Problem description> Output every entry exactly as written, skipping any pictures.

Start

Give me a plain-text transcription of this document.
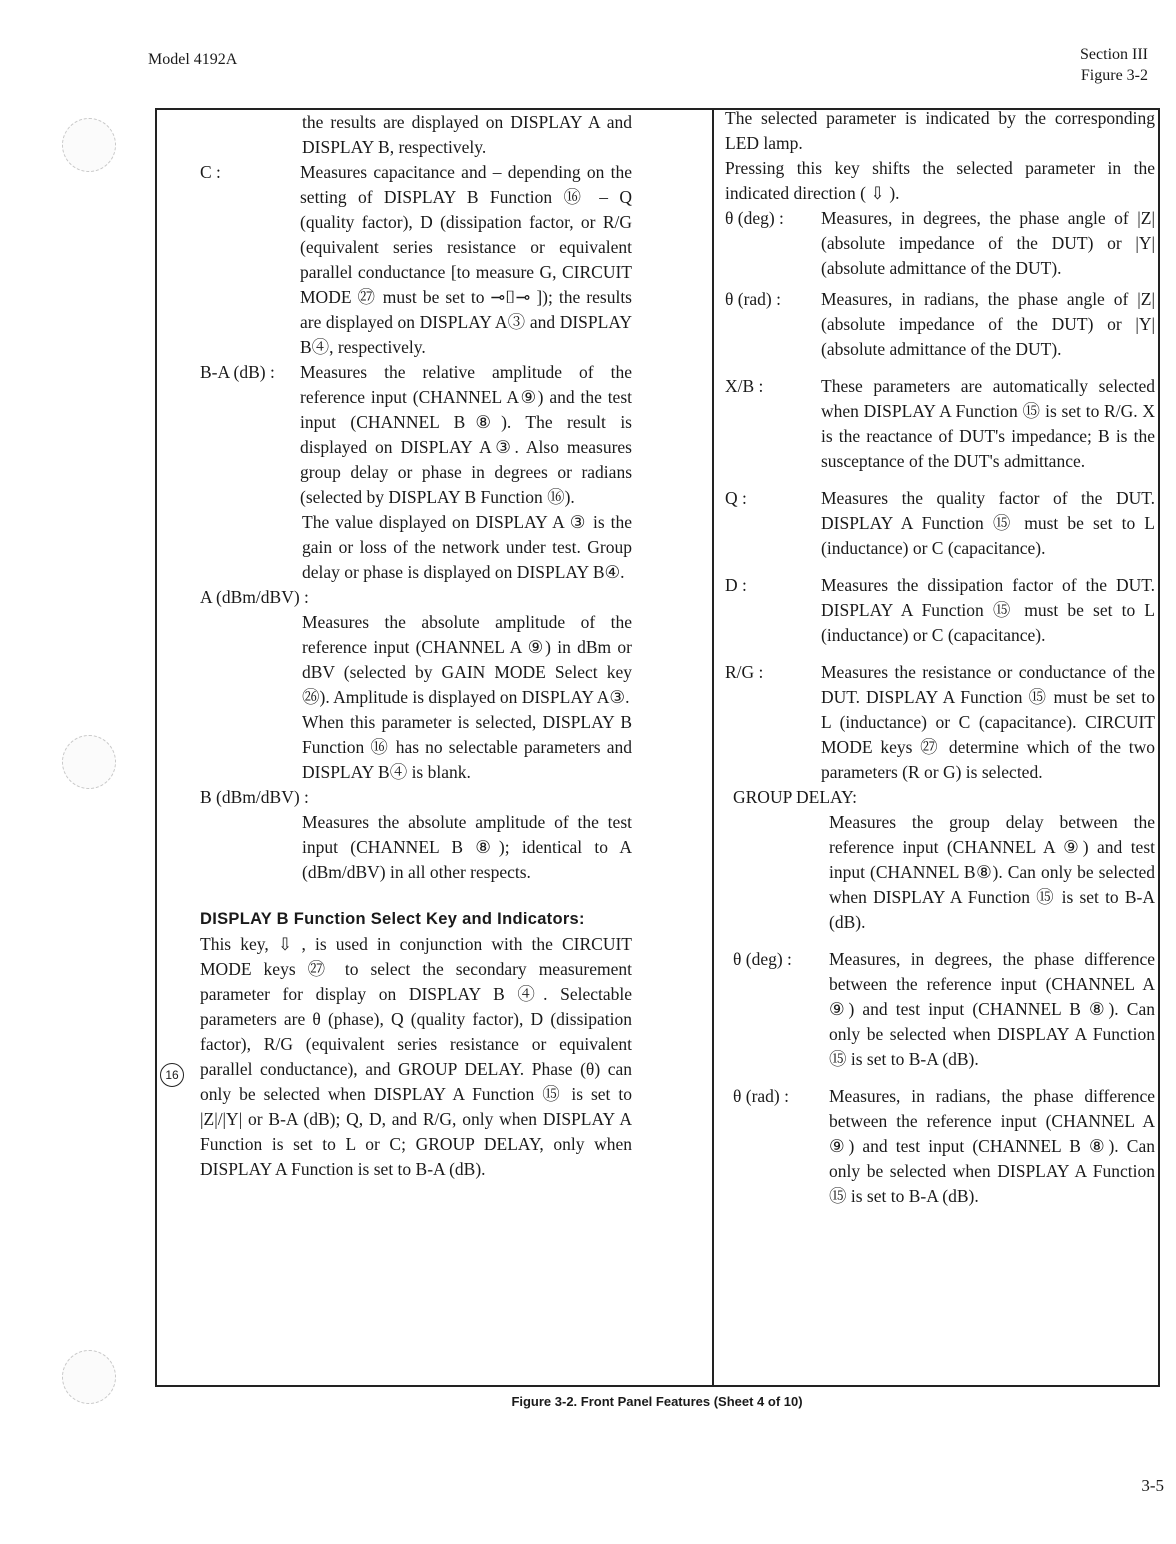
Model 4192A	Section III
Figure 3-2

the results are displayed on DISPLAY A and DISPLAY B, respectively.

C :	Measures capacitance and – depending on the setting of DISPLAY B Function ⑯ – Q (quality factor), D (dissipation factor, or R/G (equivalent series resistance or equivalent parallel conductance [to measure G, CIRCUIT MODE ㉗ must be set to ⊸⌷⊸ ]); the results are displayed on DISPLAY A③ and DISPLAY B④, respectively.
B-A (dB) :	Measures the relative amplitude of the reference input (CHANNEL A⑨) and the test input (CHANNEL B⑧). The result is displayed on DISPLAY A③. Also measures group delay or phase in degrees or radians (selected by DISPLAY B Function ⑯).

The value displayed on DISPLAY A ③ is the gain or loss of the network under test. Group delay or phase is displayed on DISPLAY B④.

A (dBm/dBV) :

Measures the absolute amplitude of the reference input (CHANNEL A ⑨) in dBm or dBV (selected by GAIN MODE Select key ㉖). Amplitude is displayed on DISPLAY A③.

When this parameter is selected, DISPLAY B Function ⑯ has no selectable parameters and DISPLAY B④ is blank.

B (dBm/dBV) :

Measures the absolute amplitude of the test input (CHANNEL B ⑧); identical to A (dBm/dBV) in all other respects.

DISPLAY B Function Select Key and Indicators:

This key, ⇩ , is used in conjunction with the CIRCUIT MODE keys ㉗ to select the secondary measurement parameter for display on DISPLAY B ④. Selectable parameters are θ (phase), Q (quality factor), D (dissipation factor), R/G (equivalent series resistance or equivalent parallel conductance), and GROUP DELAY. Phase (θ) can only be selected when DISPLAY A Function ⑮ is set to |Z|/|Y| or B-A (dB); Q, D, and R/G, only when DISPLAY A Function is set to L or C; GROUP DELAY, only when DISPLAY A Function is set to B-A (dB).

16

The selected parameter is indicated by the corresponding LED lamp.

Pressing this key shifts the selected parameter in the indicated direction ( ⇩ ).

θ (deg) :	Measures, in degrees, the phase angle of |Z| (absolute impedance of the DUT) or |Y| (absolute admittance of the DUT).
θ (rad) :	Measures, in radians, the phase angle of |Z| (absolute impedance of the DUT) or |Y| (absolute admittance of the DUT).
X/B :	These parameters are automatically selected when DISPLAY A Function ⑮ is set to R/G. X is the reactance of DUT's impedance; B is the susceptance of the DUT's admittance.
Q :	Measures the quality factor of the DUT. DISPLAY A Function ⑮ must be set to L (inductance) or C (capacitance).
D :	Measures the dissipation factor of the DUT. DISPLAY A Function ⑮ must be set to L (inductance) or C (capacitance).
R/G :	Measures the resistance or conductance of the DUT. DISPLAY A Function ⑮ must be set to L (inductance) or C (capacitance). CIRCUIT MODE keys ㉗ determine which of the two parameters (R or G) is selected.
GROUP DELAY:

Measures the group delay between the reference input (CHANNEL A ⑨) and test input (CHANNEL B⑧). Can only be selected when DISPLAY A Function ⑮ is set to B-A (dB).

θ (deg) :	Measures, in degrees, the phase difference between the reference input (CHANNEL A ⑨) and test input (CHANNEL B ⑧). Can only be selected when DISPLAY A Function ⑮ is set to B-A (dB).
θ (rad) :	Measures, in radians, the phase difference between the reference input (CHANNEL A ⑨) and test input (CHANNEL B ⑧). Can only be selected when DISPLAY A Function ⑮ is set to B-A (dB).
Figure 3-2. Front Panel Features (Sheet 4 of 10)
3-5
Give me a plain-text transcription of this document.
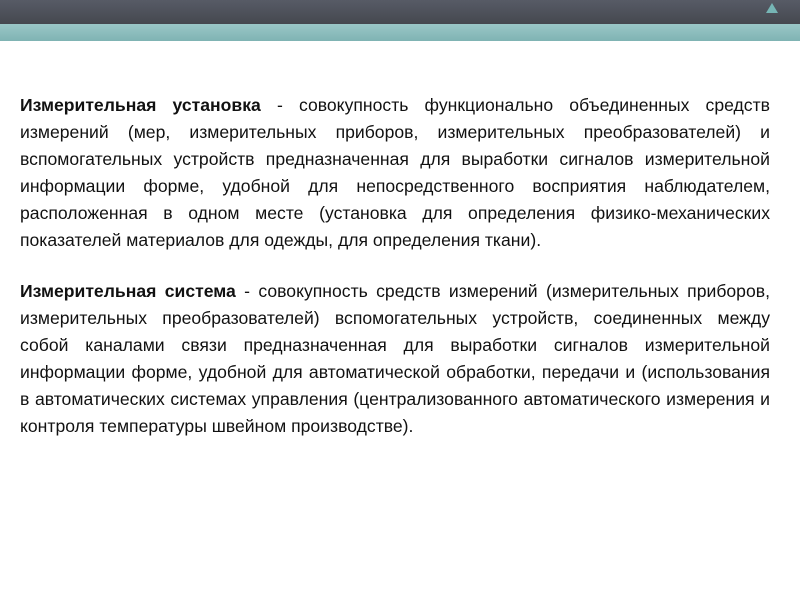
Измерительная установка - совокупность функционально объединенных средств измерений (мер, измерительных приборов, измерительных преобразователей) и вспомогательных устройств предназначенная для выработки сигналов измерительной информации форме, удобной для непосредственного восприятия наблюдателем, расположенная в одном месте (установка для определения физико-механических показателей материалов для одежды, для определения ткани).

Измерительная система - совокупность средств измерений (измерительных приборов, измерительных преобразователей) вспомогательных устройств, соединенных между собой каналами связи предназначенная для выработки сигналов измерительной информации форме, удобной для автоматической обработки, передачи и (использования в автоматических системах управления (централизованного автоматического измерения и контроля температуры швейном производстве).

End

Finished exercise>
Give me a plain-text transcription of this document.
Model 4192A	Section III
Figure 3-2

the results are displayed on DISPLAY A and DISPLAY B, respectively.

C :	Measures capacitance and – depending on the setting of DISPLAY B Function ⑯ – Q (quality factor), D (dissipation factor, or R/G (equivalent series resistance or equivalent parallel conductance [to measure G, CIRCUIT MODE ㉗ must be set to ⊸⌷⊸ ]); the results are displayed on DISPLAY A③ and DISPLAY B④, respectively.
B-A (dB) :	Measures the relative amplitude of the reference input (CHANNEL A⑨) and the test input (CHANNEL B⑧). The result is displayed on DISPLAY A③. Also measures group delay or phase in degrees or radians (selected by DISPLAY B Function ⑯).

The value displayed on DISPLAY A ③ is the gain or loss of the network under test. Group delay or phase is displayed on DISPLAY B④.

A (dBm/dBV) :

Measures the absolute amplitude of the reference input (CHANNEL A ⑨) in dBm or dBV (selected by GAIN MODE Select key ㉖). Amplitude is displayed on DISPLAY A③.

When this parameter is selected, DISPLAY B Function ⑯ has no selectable parameters and DISPLAY B④ is blank.

B (dBm/dBV) :

Measures the absolute amplitude of the test input (CHANNEL B ⑧); identical to A (dBm/dBV) in all other respects.

DISPLAY B Function Select Key and Indicators:

This key, ⇩ , is used in conjunction with the CIRCUIT MODE keys ㉗ to select the secondary measurement parameter for display on DISPLAY B ④. Selectable parameters are θ (phase), Q (quality factor), D (dissipation factor), R/G (equivalent series resistance or equivalent parallel conductance), and GROUP DELAY. Phase (θ) can only be selected when DISPLAY A Function ⑮ is set to |Z|/|Y| or B-A (dB); Q, D, and R/G, only when DISPLAY A Function is set to L or C; GROUP DELAY, only when DISPLAY A Function is set to B-A (dB).

16

The selected parameter is indicated by the corresponding LED lamp.

Pressing this key shifts the selected parameter in the indicated direction ( ⇩ ).

θ (deg) :	Measures, in degrees, the phase angle of |Z| (absolute impedance of the DUT) or |Y| (absolute admittance of the DUT).
θ (rad) :	Measures, in radians, the phase angle of |Z| (absolute impedance of the DUT) or |Y| (absolute admittance of the DUT).
X/B :	These parameters are automatically selected when DISPLAY A Function ⑮ is set to R/G. X is the reactance of DUT's impedance; B is the susceptance of the DUT's admittance.
Q :	Measures the quality factor of the DUT. DISPLAY A Function ⑮ must be set to L (inductance) or C (capacitance).
D :	Measures the dissipation factor of the DUT. DISPLAY A Function ⑮ must be set to L (inductance) or C (capacitance).
R/G :	Measures the resistance or conductance of the DUT. DISPLAY A Function ⑮ must be set to L (inductance) or C (capacitance). CIRCUIT MODE keys ㉗ determine which of the two parameters (R or G) is selected.
GROUP DELAY:

Measures the group delay between the reference input (CHANNEL A ⑨) and test input (CHANNEL B⑧). Can only be selected when DISPLAY A Function ⑮ is set to B-A (dB).

θ (deg) :	Measures, in degrees, the phase difference between the reference input (CHANNEL A ⑨) and test input (CHANNEL B ⑧). Can only be selected when DISPLAY A Function ⑮ is set to B-A (dB).
θ (rad) :	Measures, in radians, the phase difference between the reference input (CHANNEL A ⑨) and test input (CHANNEL B ⑧). Can only be selected when DISPLAY A Function ⑮ is set to B-A (dB).
Figure 3-2. Front Panel Features (Sheet 4 of 10)
3-5
Give me a plain-text transcription of this document.
Измерительная установка - совокупность функционально объединенных средств измерений (мер, измерительных приборов, измерительных преобразователей) и вспомогательных устройств предназначенная для выработки сигналов измерительной информации форме, удобной для непосредственного восприятия наблюдателем, расположенная в одном месте (установка для определения физико-механических показателей материалов для одежды, для определения ткани).

Измерительная система - совокупность средств измерений (измерительных приборов, измерительных преобразователей) вспомогательных устройств, соединенных между собой каналами связи предназначенная для выработки сигналов измерительной информации форме, удобной для автоматической обработки, передачи и (использования в автоматических системах управления (централизованного автоматического измерения и контроля температуры швейном производстве).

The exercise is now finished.